» Exercise requirements
For each line of the data below that holds "гидротехнических", copy the line.

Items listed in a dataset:
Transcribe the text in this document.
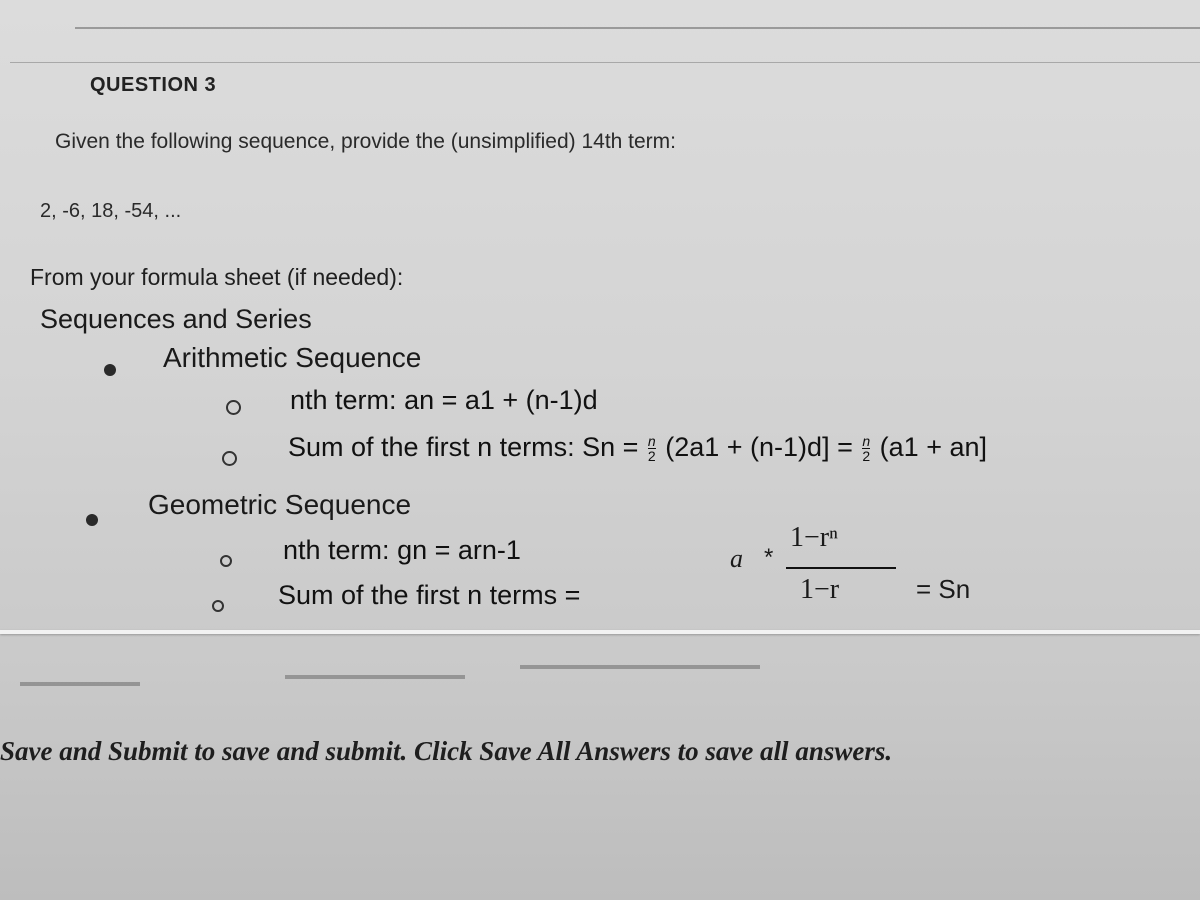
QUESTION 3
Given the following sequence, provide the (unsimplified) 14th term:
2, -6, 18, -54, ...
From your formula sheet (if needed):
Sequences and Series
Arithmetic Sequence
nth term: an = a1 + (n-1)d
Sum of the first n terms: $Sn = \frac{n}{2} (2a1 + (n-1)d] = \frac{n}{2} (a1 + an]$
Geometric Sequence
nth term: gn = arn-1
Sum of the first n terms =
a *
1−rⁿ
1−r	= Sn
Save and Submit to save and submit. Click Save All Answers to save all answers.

* * *

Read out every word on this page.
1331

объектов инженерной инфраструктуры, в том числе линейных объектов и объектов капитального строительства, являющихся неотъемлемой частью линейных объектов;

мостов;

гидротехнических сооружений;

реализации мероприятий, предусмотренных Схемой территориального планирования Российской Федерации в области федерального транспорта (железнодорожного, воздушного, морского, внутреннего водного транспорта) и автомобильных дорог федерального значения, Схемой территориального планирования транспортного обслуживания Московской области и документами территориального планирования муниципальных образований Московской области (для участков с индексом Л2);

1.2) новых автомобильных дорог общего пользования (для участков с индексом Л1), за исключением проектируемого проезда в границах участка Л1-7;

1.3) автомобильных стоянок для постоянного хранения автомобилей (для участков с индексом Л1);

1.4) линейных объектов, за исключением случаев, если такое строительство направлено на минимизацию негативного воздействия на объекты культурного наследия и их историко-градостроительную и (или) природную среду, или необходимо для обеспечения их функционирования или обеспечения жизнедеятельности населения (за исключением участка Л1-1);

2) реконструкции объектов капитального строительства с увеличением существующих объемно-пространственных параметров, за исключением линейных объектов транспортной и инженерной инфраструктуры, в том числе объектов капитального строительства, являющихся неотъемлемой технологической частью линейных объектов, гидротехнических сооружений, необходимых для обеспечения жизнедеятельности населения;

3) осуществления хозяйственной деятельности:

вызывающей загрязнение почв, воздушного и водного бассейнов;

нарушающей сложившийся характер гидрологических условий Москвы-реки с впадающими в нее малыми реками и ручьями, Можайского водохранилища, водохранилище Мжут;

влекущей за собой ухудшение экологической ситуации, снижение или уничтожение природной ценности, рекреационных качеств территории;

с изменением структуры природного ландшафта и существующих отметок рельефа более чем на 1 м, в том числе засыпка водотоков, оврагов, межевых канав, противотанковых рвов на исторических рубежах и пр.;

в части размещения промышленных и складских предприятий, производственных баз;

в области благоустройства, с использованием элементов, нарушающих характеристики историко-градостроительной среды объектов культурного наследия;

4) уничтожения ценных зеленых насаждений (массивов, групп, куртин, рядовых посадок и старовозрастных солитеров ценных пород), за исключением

...

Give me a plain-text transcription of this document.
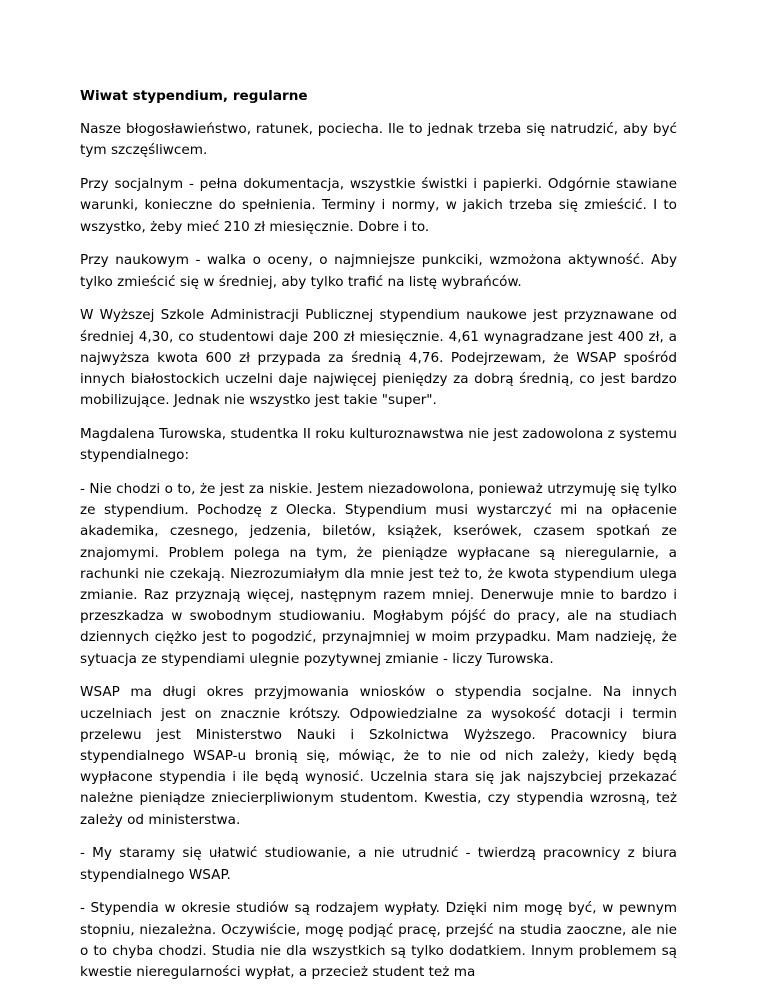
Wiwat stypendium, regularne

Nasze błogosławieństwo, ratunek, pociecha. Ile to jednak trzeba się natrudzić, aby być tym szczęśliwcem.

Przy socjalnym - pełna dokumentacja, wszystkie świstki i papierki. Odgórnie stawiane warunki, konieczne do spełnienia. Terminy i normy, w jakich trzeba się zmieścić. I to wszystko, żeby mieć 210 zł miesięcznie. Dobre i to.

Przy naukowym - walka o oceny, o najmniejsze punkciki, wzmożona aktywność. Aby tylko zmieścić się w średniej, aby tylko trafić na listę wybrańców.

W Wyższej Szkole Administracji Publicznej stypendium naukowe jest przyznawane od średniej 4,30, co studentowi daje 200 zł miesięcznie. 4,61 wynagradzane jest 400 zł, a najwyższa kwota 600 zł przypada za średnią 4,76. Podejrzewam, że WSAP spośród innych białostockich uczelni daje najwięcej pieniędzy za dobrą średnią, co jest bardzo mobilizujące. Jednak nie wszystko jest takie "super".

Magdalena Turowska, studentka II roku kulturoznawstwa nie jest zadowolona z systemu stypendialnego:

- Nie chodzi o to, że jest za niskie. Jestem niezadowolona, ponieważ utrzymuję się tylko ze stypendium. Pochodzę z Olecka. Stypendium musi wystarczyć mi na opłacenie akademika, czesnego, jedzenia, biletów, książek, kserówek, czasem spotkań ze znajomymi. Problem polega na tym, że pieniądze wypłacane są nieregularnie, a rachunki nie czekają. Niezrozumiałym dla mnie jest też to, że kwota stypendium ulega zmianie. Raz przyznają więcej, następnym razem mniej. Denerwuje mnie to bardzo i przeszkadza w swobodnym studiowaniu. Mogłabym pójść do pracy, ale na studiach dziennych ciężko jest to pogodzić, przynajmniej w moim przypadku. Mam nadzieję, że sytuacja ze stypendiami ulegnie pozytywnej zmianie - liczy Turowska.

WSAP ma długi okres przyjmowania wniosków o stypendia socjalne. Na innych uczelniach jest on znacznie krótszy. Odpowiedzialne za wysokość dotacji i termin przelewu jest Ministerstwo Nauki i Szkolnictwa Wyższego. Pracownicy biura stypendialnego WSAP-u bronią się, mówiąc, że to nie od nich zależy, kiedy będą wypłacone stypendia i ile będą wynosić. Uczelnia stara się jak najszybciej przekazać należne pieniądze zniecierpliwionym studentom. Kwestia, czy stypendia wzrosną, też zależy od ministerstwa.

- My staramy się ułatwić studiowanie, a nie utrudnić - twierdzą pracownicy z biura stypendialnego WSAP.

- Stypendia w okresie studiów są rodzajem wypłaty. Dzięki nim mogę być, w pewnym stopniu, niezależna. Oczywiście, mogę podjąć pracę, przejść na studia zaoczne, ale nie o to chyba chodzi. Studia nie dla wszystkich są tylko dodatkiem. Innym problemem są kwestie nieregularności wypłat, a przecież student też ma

» The output
гидротехнических сооружений;
2) реконструкции объектов капитального строительства с увеличением существующих объемно-пространственных параметров, за исключением линейных объектов транспортной и инженерной инфраструктуры, в том числе объектов капитального строительства, являющихся неотъемлемой технологической частью линейных объектов, гидротехнических сооружений, необходимых для обеспечения жизнедеятельности населения;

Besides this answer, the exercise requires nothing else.